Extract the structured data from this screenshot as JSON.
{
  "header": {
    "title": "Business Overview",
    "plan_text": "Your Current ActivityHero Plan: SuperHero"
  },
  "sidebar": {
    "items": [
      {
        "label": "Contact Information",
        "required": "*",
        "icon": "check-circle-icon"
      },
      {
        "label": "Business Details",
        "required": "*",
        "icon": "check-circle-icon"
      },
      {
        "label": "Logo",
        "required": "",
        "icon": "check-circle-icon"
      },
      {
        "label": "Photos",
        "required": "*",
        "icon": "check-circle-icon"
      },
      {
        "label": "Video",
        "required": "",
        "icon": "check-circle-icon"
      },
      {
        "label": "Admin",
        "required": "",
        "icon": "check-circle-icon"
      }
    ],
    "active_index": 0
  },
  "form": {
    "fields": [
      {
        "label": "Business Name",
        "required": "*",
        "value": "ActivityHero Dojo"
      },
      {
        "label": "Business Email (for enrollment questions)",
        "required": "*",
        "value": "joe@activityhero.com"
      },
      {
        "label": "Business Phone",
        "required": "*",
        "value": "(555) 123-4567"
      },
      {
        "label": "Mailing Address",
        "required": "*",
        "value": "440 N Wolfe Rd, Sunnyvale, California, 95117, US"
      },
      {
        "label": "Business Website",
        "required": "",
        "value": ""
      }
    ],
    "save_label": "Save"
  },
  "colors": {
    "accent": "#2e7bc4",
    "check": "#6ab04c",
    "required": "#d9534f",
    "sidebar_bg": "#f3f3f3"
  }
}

--

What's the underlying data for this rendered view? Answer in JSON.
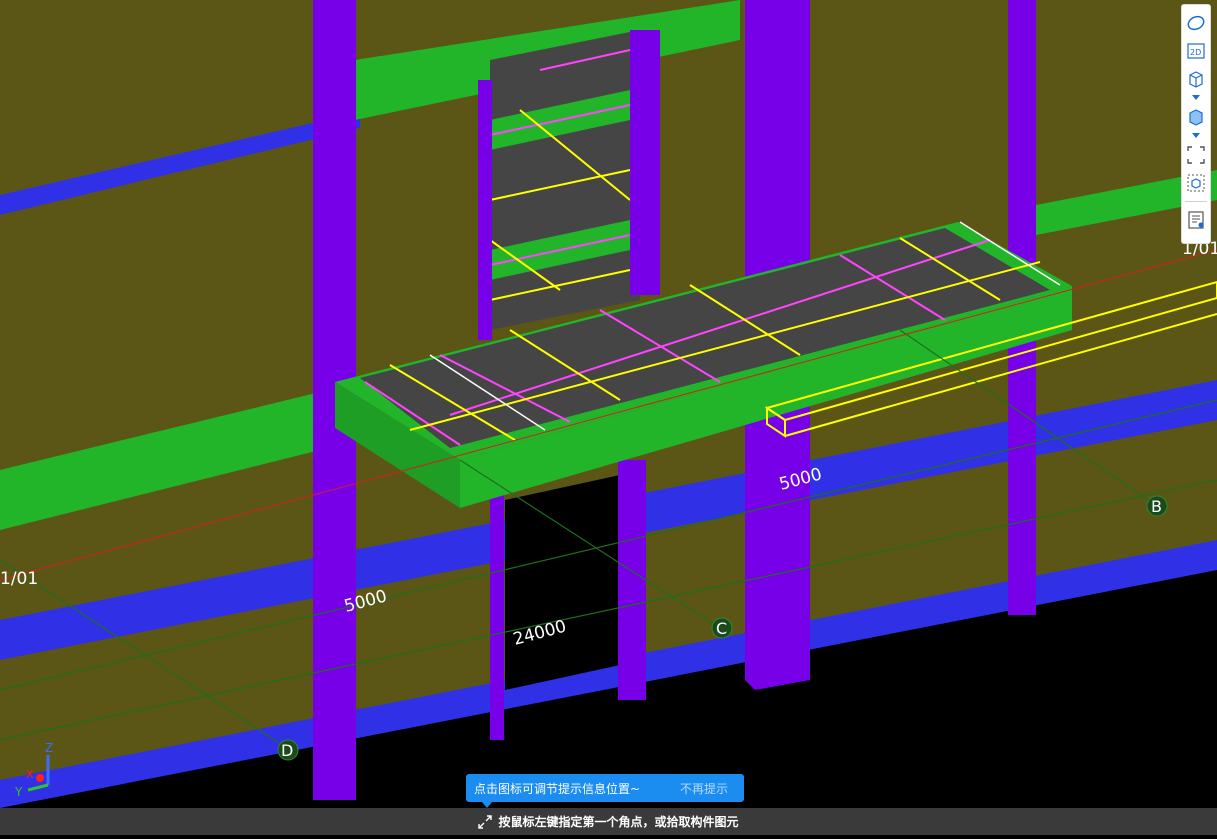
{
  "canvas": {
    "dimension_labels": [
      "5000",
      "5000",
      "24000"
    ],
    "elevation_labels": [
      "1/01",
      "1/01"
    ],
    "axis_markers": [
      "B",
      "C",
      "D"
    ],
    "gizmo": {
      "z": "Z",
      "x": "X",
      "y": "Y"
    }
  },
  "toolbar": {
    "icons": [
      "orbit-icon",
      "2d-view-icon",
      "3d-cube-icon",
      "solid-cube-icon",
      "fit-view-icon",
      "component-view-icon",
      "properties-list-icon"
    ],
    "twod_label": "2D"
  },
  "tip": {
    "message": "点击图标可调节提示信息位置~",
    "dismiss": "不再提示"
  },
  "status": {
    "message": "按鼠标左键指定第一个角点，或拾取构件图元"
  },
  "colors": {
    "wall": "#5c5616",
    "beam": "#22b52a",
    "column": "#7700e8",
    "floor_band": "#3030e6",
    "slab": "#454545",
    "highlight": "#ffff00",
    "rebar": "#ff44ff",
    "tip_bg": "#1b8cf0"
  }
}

*Exercise objective*
From the listing above, pick out every line containing "value".

*The solution*
        "value": "ActivityHero Dojo"
        "value": "joe@activityhero.com"
        "value": "(555) 123-4567"
        "value": "440 N Wolfe Rd, Sunnyvale, California, 95117, US"
        "value": ""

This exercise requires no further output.